*** Data to use
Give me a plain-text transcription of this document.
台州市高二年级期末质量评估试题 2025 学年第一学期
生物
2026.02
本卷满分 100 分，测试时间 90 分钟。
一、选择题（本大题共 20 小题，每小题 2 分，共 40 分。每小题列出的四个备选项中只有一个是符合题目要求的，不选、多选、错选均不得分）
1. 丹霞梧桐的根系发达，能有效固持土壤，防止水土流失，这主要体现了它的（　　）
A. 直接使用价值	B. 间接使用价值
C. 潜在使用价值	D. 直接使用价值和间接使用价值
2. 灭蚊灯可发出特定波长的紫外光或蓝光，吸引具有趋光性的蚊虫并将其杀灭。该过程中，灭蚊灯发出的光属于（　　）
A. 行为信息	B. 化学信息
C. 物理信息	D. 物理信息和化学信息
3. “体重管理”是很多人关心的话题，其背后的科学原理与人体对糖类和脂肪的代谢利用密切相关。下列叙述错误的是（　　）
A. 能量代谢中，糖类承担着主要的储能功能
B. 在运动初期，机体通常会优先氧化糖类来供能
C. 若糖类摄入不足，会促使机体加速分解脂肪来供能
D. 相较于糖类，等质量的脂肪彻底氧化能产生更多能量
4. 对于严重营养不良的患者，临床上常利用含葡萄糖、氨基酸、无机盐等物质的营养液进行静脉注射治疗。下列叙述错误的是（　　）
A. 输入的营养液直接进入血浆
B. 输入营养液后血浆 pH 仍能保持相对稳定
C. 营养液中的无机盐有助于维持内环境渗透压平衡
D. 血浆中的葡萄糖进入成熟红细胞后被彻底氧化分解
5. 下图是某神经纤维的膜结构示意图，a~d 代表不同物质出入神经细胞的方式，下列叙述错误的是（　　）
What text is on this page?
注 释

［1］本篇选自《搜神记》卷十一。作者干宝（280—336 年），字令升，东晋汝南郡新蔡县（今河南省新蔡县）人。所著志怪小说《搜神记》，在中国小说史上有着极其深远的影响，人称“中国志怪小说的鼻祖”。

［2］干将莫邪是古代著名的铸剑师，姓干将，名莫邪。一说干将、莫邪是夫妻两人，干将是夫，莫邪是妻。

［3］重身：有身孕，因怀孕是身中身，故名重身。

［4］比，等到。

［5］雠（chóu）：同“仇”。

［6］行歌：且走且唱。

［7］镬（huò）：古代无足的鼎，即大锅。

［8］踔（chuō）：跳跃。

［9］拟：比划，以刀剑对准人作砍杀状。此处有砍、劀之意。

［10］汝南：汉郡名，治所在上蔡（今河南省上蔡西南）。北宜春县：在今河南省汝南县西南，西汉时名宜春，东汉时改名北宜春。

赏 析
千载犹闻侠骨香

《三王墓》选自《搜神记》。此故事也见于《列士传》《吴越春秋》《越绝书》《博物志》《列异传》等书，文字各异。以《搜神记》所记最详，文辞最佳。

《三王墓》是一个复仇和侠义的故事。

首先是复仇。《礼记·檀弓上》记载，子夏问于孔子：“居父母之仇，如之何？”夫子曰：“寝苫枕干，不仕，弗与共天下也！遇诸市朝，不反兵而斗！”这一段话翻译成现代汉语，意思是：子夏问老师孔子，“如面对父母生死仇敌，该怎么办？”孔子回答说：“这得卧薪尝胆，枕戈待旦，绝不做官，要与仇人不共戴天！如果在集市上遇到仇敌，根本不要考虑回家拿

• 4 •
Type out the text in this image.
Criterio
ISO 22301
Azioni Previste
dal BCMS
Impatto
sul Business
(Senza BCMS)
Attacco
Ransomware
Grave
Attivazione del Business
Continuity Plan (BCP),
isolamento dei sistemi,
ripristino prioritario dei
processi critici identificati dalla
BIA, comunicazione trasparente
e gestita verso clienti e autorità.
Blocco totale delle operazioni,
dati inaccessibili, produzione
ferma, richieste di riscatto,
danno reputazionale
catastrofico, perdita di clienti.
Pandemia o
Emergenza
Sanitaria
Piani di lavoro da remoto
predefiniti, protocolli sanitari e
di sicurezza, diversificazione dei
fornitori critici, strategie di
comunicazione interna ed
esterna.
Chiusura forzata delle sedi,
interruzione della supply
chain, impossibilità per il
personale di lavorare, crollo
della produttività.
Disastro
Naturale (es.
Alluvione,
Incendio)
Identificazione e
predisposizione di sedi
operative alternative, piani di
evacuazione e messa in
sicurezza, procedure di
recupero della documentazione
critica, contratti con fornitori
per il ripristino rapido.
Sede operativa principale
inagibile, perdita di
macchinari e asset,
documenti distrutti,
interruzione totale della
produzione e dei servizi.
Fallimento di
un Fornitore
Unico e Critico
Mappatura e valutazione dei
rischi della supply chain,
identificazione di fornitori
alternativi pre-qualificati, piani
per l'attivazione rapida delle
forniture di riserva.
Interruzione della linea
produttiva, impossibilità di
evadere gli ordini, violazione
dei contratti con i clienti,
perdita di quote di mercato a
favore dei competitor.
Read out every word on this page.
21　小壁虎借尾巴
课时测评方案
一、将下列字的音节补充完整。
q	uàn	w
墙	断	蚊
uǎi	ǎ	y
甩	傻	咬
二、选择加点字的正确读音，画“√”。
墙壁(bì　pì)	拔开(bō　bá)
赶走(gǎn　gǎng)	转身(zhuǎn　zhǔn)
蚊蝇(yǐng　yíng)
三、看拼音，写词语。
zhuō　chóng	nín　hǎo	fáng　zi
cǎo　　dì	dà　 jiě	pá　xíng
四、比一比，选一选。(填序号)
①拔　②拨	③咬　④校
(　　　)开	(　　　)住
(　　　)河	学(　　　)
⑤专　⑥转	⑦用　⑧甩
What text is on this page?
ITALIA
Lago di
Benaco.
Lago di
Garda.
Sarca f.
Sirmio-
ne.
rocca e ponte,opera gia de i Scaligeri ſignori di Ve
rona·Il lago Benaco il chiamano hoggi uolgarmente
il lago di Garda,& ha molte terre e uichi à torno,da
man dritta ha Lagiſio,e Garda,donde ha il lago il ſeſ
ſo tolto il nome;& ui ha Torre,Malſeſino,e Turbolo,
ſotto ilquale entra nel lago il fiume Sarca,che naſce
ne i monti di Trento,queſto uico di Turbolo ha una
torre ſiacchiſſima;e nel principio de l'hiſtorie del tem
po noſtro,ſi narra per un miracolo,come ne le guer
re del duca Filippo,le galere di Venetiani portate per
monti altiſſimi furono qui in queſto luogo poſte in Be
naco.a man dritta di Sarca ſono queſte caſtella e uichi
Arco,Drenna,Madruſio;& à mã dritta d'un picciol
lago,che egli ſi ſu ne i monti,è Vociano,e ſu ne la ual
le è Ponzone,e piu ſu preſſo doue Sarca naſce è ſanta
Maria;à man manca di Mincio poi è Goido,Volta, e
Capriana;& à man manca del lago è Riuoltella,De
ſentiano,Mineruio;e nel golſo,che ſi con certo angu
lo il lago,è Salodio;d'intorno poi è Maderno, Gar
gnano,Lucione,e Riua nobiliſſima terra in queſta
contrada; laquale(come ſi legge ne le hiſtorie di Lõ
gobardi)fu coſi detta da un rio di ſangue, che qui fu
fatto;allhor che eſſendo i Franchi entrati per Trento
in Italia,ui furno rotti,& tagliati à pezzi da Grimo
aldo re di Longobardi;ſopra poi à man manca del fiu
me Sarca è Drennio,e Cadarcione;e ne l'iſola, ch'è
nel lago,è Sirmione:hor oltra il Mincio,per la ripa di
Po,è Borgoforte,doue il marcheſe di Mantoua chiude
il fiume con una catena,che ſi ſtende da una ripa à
******
» Given task: Find "della". Copy every line it occurs in.

» Exercise result:
interruzione della supply
della produttività.
recupero della documentazione
interruzione totale della
rischi della supply chain,
Interruzione della linea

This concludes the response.